### Required work
For this exercise, copy out each line of the material below that includes "data".

* BEGIN Records to use *

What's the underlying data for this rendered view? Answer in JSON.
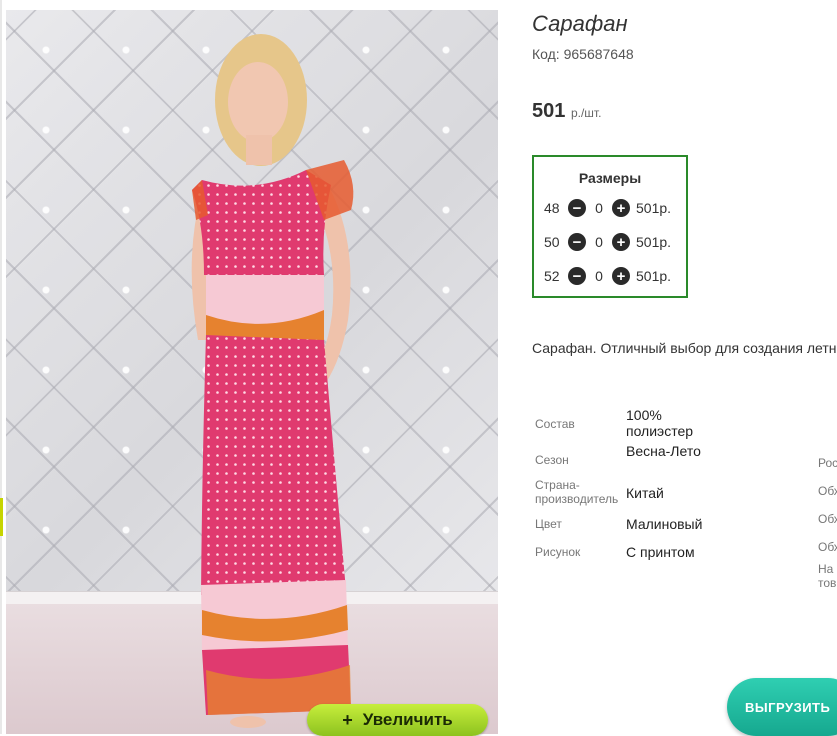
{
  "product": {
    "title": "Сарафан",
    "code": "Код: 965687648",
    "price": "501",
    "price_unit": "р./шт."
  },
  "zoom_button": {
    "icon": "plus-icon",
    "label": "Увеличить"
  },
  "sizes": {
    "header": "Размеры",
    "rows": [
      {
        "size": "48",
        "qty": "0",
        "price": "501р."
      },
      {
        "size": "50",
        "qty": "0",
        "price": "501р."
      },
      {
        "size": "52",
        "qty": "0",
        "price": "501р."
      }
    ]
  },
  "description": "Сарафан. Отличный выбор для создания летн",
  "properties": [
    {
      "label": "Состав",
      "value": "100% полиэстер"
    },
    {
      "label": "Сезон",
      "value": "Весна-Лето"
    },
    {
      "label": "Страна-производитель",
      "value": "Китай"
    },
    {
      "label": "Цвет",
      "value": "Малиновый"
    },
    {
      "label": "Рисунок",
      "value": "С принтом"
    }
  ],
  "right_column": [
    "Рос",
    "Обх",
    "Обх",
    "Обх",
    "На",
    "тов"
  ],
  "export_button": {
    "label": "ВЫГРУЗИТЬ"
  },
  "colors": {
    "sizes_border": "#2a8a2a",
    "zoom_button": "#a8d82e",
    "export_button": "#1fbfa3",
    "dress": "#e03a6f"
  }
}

* END Records to use *
* BEGIN Records to use *

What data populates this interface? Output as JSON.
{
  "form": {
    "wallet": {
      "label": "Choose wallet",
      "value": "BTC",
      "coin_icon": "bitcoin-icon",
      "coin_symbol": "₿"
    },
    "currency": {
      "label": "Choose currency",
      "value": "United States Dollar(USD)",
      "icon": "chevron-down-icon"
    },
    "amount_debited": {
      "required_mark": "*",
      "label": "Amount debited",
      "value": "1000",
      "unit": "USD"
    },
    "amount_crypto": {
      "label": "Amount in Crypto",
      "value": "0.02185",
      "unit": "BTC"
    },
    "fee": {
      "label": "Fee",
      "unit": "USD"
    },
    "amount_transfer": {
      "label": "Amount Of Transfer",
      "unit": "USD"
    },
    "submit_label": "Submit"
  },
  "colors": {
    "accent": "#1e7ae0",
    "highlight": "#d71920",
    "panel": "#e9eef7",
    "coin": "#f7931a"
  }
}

* END Records to use *

### The response
What's the underlying data for this rendered view? Answer in JSON.
What data populates this interface? Output as JSON.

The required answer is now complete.